##### SUPPLIED RECORDS

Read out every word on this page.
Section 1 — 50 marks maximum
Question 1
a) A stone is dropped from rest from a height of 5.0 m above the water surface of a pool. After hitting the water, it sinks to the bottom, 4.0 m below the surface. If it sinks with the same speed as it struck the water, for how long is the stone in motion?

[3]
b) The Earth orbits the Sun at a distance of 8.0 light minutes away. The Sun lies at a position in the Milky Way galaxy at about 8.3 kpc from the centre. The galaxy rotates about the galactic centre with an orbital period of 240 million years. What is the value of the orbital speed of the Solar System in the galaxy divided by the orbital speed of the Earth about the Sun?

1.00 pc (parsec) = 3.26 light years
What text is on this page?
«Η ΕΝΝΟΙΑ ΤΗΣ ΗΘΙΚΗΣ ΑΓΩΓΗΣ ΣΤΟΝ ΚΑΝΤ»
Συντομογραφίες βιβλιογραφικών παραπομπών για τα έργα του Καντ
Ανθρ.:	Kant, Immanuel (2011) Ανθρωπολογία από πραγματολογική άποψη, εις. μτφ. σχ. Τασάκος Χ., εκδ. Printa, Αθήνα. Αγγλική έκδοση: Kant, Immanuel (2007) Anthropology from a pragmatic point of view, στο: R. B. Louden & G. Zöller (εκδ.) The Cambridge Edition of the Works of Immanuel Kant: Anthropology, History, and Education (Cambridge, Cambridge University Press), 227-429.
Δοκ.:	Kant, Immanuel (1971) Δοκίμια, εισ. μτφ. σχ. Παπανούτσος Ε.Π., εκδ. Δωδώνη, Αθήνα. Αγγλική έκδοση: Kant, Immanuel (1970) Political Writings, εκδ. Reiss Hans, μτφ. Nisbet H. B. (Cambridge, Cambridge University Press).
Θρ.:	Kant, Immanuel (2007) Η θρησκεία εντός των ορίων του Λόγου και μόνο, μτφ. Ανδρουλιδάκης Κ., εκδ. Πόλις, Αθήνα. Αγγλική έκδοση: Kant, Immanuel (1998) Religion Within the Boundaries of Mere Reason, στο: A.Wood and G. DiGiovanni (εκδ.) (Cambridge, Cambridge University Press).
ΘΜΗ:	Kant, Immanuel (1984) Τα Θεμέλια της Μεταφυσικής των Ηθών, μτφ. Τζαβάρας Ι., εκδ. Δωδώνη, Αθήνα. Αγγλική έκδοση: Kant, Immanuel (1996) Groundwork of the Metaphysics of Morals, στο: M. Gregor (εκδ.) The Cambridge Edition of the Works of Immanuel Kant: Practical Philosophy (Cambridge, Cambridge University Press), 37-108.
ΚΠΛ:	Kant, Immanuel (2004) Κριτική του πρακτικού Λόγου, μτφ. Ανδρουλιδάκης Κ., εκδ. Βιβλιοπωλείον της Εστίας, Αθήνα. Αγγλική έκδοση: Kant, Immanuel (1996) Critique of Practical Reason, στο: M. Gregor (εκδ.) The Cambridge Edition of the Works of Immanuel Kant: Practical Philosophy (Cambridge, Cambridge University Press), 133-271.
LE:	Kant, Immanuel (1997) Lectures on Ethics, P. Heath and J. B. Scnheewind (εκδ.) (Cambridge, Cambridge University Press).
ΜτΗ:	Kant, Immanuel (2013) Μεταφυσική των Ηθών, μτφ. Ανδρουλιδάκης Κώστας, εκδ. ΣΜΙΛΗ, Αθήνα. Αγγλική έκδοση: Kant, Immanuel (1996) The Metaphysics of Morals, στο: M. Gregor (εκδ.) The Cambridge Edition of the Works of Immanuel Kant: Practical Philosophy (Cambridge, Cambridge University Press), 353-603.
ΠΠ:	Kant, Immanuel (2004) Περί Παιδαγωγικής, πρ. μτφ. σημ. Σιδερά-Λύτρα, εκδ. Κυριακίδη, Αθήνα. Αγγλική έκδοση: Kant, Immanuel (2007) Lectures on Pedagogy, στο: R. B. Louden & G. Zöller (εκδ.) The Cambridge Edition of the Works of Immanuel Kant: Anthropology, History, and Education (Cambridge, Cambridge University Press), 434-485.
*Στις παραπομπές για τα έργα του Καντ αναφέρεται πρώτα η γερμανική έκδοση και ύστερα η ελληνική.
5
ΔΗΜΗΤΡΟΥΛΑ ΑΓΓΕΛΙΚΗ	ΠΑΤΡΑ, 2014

##########

Output all of the material exactly as written.

Read out every word on this page.
Section 1 — 50 marks maximum
Question 1
a) A stone is dropped from rest from a height of 5.0 m above the water surface of a pool. After hitting the water, it sinks to the bottom, 4.0 m below the surface. If it sinks with the same speed as it struck the water, for how long is the stone in motion?

[3]
b) The Earth orbits the Sun at a distance of 8.0 light minutes away. The Sun lies at a position in the Milky Way galaxy at about 8.3 kpc from the centre. The galaxy rotates about the galactic centre with an orbital period of 240 million years. What is the value of the orbital speed of the Solar System in the galaxy divided by the orbital speed of the Earth about the Sun?

1.00 pc (parsec) = 3.26 light years
What text is on this page?
«Η ΕΝΝΟΙΑ ΤΗΣ ΗΘΙΚΗΣ ΑΓΩΓΗΣ ΣΤΟΝ ΚΑΝΤ»
Συντομογραφίες βιβλιογραφικών παραπομπών για τα έργα του Καντ
Ανθρ.:	Kant, Immanuel (2011) Ανθρωπολογία από πραγματολογική άποψη, εις. μτφ. σχ. Τασάκος Χ., εκδ. Printa, Αθήνα. Αγγλική έκδοση: Kant, Immanuel (2007) Anthropology from a pragmatic point of view, στο: R. B. Louden & G. Zöller (εκδ.) The Cambridge Edition of the Works of Immanuel Kant: Anthropology, History, and Education (Cambridge, Cambridge University Press), 227-429.
Δοκ.:	Kant, Immanuel (1971) Δοκίμια, εισ. μτφ. σχ. Παπανούτσος Ε.Π., εκδ. Δωδώνη, Αθήνα. Αγγλική έκδοση: Kant, Immanuel (1970) Political Writings, εκδ. Reiss Hans, μτφ. Nisbet H. B. (Cambridge, Cambridge University Press).
Θρ.:	Kant, Immanuel (2007) Η θρησκεία εντός των ορίων του Λόγου και μόνο, μτφ. Ανδρουλιδάκης Κ., εκδ. Πόλις, Αθήνα. Αγγλική έκδοση: Kant, Immanuel (1998) Religion Within the Boundaries of Mere Reason, στο: A.Wood and G. DiGiovanni (εκδ.) (Cambridge, Cambridge University Press).
ΘΜΗ:	Kant, Immanuel (1984) Τα Θεμέλια της Μεταφυσικής των Ηθών, μτφ. Τζαβάρας Ι., εκδ. Δωδώνη, Αθήνα. Αγγλική έκδοση: Kant, Immanuel (1996) Groundwork of the Metaphysics of Morals, στο: M. Gregor (εκδ.) The Cambridge Edition of the Works of Immanuel Kant: Practical Philosophy (Cambridge, Cambridge University Press), 37-108.
ΚΠΛ:	Kant, Immanuel (2004) Κριτική του πρακτικού Λόγου, μτφ. Ανδρουλιδάκης Κ., εκδ. Βιβλιοπωλείον της Εστίας, Αθήνα. Αγγλική έκδοση: Kant, Immanuel (1996) Critique of Practical Reason, στο: M. Gregor (εκδ.) The Cambridge Edition of the Works of Immanuel Kant: Practical Philosophy (Cambridge, Cambridge University Press), 133-271.
LE:	Kant, Immanuel (1997) Lectures on Ethics, P. Heath and J. B. Scnheewind (εκδ.) (Cambridge, Cambridge University Press).
ΜτΗ:	Kant, Immanuel (2013) Μεταφυσική των Ηθών, μτφ. Ανδρουλιδάκης Κώστας, εκδ. ΣΜΙΛΗ, Αθήνα. Αγγλική έκδοση: Kant, Immanuel (1996) The Metaphysics of Morals, στο: M. Gregor (εκδ.) The Cambridge Edition of the Works of Immanuel Kant: Practical Philosophy (Cambridge, Cambridge University Press), 353-603.
ΠΠ:	Kant, Immanuel (2004) Περί Παιδαγωγικής, πρ. μτφ. σημ. Σιδερά-Λύτρα, εκδ. Κυριακίδη, Αθήνα. Αγγλική έκδοση: Kant, Immanuel (2007) Lectures on Pedagogy, στο: R. B. Louden & G. Zöller (εκδ.) The Cambridge Edition of the Works of Immanuel Kant: Anthropology, History, and Education (Cambridge, Cambridge University Press), 434-485.
*Στις παραπομπές για τα έργα του Καντ αναφέρεται πρώτα η γερμανική έκδοση και ύστερα η ελληνική.
5
ΔΗΜΗΤΡΟΥΛΑ ΑΓΓΕΛΙΚΗ	ΠΑΤΡΑ, 2014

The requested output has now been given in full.